**THE RECORDS:**
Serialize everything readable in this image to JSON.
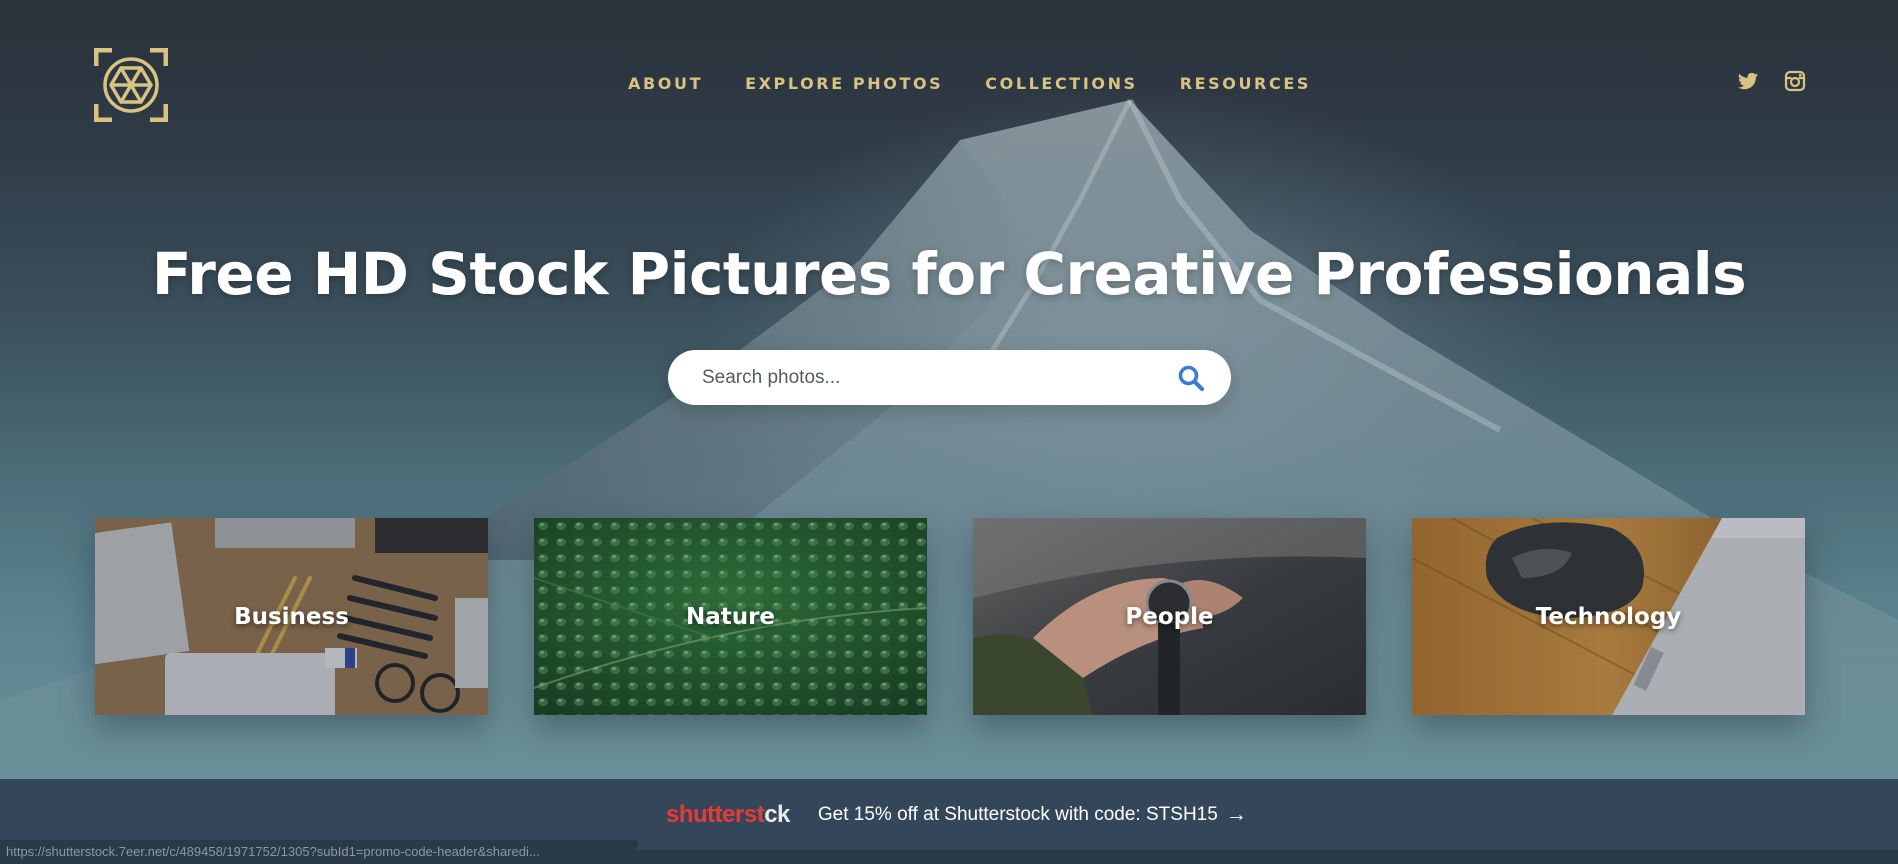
{
  "nav": {
    "items": [
      {
        "label": "ABOUT"
      },
      {
        "label": "EXPLORE PHOTOS"
      },
      {
        "label": "COLLECTIONS"
      },
      {
        "label": "RESOURCES"
      }
    ],
    "social": [
      "twitter-icon",
      "instagram-icon"
    ]
  },
  "hero": {
    "title": "Free HD Stock Pictures for Creative Professionals"
  },
  "search": {
    "placeholder": "Search photos...",
    "value": ""
  },
  "categories": [
    {
      "label": "Business"
    },
    {
      "label": "Nature"
    },
    {
      "label": "People"
    },
    {
      "label": "Technology"
    }
  ],
  "promo": {
    "brand_main": "shutterst",
    "brand_tail": "ck",
    "text": "Get 15% off at Shutterstock with code: STSH15",
    "arrow": "→"
  },
  "status_url": "https://shutterstock.7eer.net/c/489458/1971752/1305?subId1=promo-code-header&sharedi...",
  "colors": {
    "accent": "#d8c383",
    "search_icon": "#3a7bd5",
    "promo_bg": "#34475a",
    "brand_red": "#e63a36"
  }
}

**TASK OBJECTIVE:**
Return the listing above unchanged, apart from dropping its pictures.

**RESPONSE TO THE TASK:**
Serialize everything readable in this image to JSON.
{
  "nav": {
    "items": [
      {
        "label": "ABOUT"
      },
      {
        "label": "EXPLORE PHOTOS"
      },
      {
        "label": "COLLECTIONS"
      },
      {
        "label": "RESOURCES"
      }
    ],
    "social": [
      "twitter-icon",
      "instagram-icon"
    ]
  },
  "hero": {
    "title": "Free HD Stock Pictures for Creative Professionals"
  },
  "search": {
    "placeholder": "Search photos...",
    "value": ""
  },
  "categories": [
    {
      "label": "Business"
    },
    {
      "label": "Nature"
    },
    {
      "label": "People"
    },
    {
      "label": "Technology"
    }
  ],
  "promo": {
    "brand_main": "shutterst",
    "brand_tail": "ck",
    "text": "Get 15% off at Shutterstock with code: STSH15",
    "arrow": "→"
  },
  "status_url": "https://shutterstock.7eer.net/c/489458/1971752/1305?subId1=promo-code-header&sharedi...",
  "colors": {
    "accent": "#d8c383",
    "search_icon": "#3a7bd5",
    "promo_bg": "#34475a",
    "brand_red": "#e63a36"
  }
}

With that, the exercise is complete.